MATERIAL |
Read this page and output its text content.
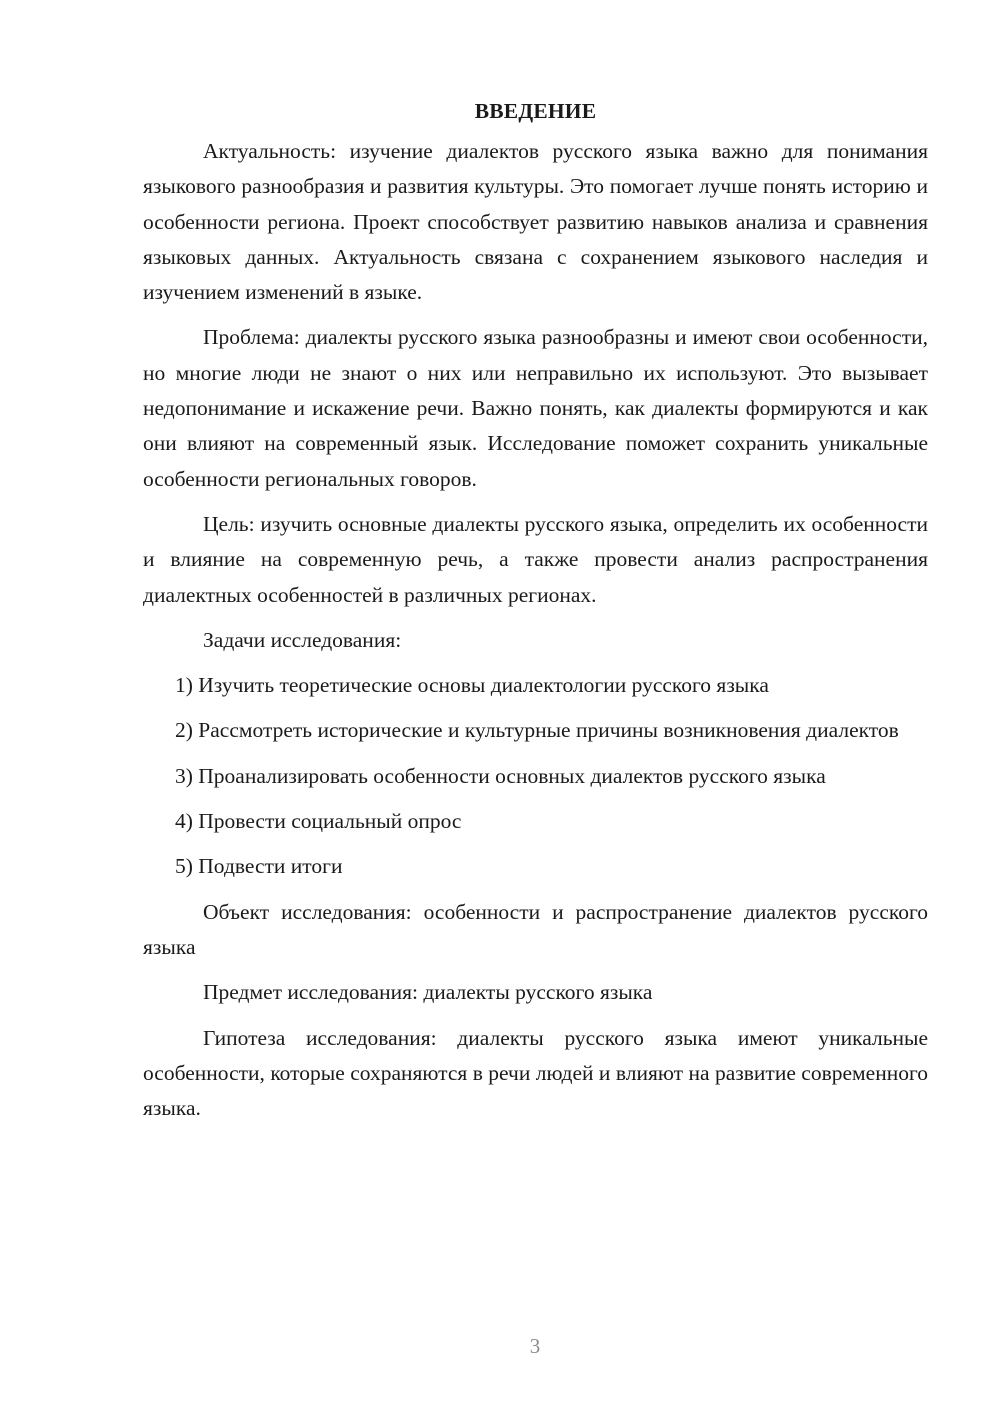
ВВЕДЕНИЕ

Актуальность: изучение диалектов русского языка важно для понимания языкового разнообразия и развития культуры. Это помогает лучше понять историю и особенности региона. Проект способствует развитию навыков анализа и сравнения языковых данных. Актуальность связана с сохранением языкового наследия и изучением изменений в языке.

Проблема: диалекты русского языка разнообразны и имеют свои особенности, но многие люди не знают о них или неправильно их используют. Это вызывает недопонимание и искажение речи. Важно понять, как диалекты формируются и как они влияют на современный язык. Исследование поможет сохранить уникальные особенности региональных говоров.

Цель: изучить основные диалекты русского языка, определить их особенности и влияние на современную речь, а также провести анализ распространения диалектных особенностей в различных регионах.

Задачи исследования:

1) Изучить теоретические основы диалектологии русского языка

2) Рассмотреть исторические и культурные причины возникновения диалектов

3) Проанализировать особенности основных диалектов русского языка

4) Провести социальный опрос

5) Подвести итоги

Объект исследования: особенности и распространение диалектов русского языка

Предмет исследования: диалекты русского языка

Гипотеза исследования: диалекты русского языка имеют уникальные особенности, которые сохраняются в речи людей и влияют на развитие современного языка.

3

WHAT IS REQUIRED | Quote the data above in full and without alteration; skip the pictures.

REPLY TO THE EXERCISE |
Read this page and output its text content.
ВВЕДЕНИЕ

Актуальность: изучение диалектов русского языка важно для понимания языкового разнообразия и развития культуры. Это помогает лучше понять историю и особенности региона. Проект способствует развитию навыков анализа и сравнения языковых данных. Актуальность связана с сохранением языкового наследия и изучением изменений в языке.

Проблема: диалекты русского языка разнообразны и имеют свои особенности, но многие люди не знают о них или неправильно их используют. Это вызывает недопонимание и искажение речи. Важно понять, как диалекты формируются и как они влияют на современный язык. Исследование поможет сохранить уникальные особенности региональных говоров.

Цель: изучить основные диалекты русского языка, определить их особенности и влияние на современную речь, а также провести анализ распространения диалектных особенностей в различных регионах.

Задачи исследования:

1) Изучить теоретические основы диалектологии русского языка

2) Рассмотреть исторические и культурные причины возникновения диалектов

3) Проанализировать особенности основных диалектов русского языка

4) Провести социальный опрос

5) Подвести итоги

Объект исследования: особенности и распространение диалектов русского языка

Предмет исследования: диалекты русского языка

Гипотеза исследования: диалекты русского языка имеют уникальные особенности, которые сохраняются в речи людей и влияют на развитие современного языка.

3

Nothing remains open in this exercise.